___ Entries supplied ___

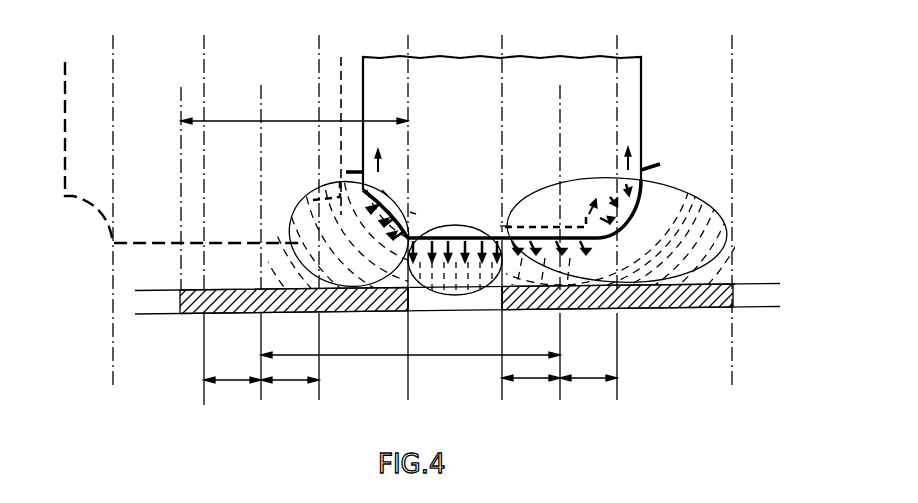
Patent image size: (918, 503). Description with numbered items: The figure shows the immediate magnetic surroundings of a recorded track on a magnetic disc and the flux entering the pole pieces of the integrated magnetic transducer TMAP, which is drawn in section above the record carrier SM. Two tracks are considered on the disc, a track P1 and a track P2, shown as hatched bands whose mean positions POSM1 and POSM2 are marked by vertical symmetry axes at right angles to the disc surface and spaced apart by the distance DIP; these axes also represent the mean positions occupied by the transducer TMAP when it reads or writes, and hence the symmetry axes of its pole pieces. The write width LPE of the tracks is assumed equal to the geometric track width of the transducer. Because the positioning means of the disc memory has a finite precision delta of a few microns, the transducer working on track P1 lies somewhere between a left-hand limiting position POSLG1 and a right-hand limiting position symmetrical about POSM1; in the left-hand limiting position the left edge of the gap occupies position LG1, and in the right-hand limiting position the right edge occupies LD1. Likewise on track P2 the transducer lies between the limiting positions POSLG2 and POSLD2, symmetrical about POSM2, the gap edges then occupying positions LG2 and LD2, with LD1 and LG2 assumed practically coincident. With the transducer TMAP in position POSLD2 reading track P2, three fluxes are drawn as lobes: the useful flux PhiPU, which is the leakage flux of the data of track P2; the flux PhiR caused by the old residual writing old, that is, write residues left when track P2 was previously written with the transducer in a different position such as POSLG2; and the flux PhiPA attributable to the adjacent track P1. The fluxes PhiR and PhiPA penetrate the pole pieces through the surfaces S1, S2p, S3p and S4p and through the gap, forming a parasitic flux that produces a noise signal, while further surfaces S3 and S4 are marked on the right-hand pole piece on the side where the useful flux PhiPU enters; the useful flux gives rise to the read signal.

The left-hand gap edge position LG1 is at (113, 62).
The left limiting position POSLG1 is at (204, 62).
The mean position of track P1 POSM1 is at (261, 118).
The right limiting position for track P2 POSLD2 is at (319, 60).
The left-hand gap edge position for track P2 LG2 is at (408, 105).
The left limiting position for track P2 POSLG2 is at (502, 60).
The mean position of track P2 POSM2 is at (560, 128).
The right-hand gap edge position for track P2 LD2 is at (732, 60).
The integrated magnetic transducer TMAP is at (641, 76).
The adjacent-track flux PhiPA is at (318, 186).
The useful flux PhiPU is at (676, 178).
The write-residue flux PhiR is at (463, 295).
The magnetic record carrier SM is at (137, 314).
The track P1 is at (205, 314).
The track P2 is at (622, 309).
The track spacing DIP is at (455, 320).
The old residual writing old is at (497, 300).
The write width LPE is at (294, 109).
The right-hand gap edge position for track P1 LD1 is at (408, 362).
The positioning precision delta is at (410, 368).
The pole piece surface S'4 S4p is at (393, 157).
The pole piece surface S'3 S3p is at (397, 181).
The pole piece surface S'2 S2p is at (428, 203).
The pole piece surface S1 is at (496, 211).
The field component S3 is at (589, 192).
The field component S4 is at (618, 154).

___

_Do this_: Rewrite the listing with "read signal" replaced by "playback signal" and everything else unchanged. Omit the pictures.

_Solution_:
Patent image size: (918, 503). Description with numbered items: The figure shows the immediate magnetic surroundings of a recorded track on a magnetic disc and the flux entering the pole pieces of the integrated magnetic transducer TMAP, which is drawn in section above the record carrier SM. Two tracks are considered on the disc, a track P1 and a track P2, shown as hatched bands whose mean positions POSM1 and POSM2 are marked by vertical symmetry axes at right angles to the disc surface and spaced apart by the distance DIP; these axes also represent the mean positions occupied by the transducer TMAP when it reads or writes, and hence the symmetry axes of its pole pieces. The write width LPE of the tracks is assumed equal to the geometric track width of the transducer. Because the positioning means of the disc memory has a finite precision delta of a few microns, the transducer working on track P1 lies somewhere between a left-hand limiting position POSLG1 and a right-hand limiting position symmetrical about POSM1; in the left-hand limiting position the left edge of the gap occupies position LG1, and in the right-hand limiting position the right edge occupies LD1. Likewise on track P2 the transducer lies between the limiting positions POSLG2 and POSLD2, symmetrical about POSM2, the gap edges then occupying positions LG2 and LD2, with LD1 and LG2 assumed practically coincident. With the transducer TMAP in position POSLD2 reading track P2, three fluxes are drawn as lobes: the useful flux PhiPU, which is the leakage flux of the data of track P2; the flux PhiR caused by the old residual writing old, that is, write residues left when track P2 was previously written with the transducer in a different position such as POSLG2; and the flux PhiPA attributable to the adjacent track P1. The fluxes PhiR and PhiPA penetrate the pole pieces through the surfaces S1, S2p, S3p and S4p and through the gap, forming a parasitic flux that produces a noise signal, while further surfaces S3 and S4 are marked on the right-hand pole piece on the side where the useful flux PhiPU enters; the useful flux gives rise to the playback signal.

The left-hand gap edge position LG1 is at (113, 62).
The left limiting position POSLG1 is at (204, 62).
The mean position of track P1 POSM1 is at (261, 118).
The right limiting position for track P2 POSLD2 is at (319, 60).
The left-hand gap edge position for track P2 LG2 is at (408, 105).
The left limiting position for track P2 POSLG2 is at (502, 60).
The mean position of track P2 POSM2 is at (560, 128).
The right-hand gap edge position for track P2 LD2 is at (732, 60).
The integrated magnetic transducer TMAP is at (641, 76).
The adjacent-track flux PhiPA is at (318, 186).
The useful flux PhiPU is at (676, 178).
The write-residue flux PhiR is at (463, 295).
The magnetic record carrier SM is at (137, 314).
The track P1 is at (205, 314).
The track P2 is at (622, 309).
The track spacing DIP is at (455, 320).
The old residual writing old is at (497, 300).
The write width LPE is at (294, 109).
The right-hand gap edge position for track P1 LD1 is at (408, 362).
The positioning precision delta is at (410, 368).
The pole piece surface S'4 S4p is at (393, 157).
The pole piece surface S'3 S3p is at (397, 181).
The pole piece surface S'2 S2p is at (428, 203).
The pole piece surface S1 is at (496, 211).
The field component S3 is at (589, 192).
The field component S4 is at (618, 154).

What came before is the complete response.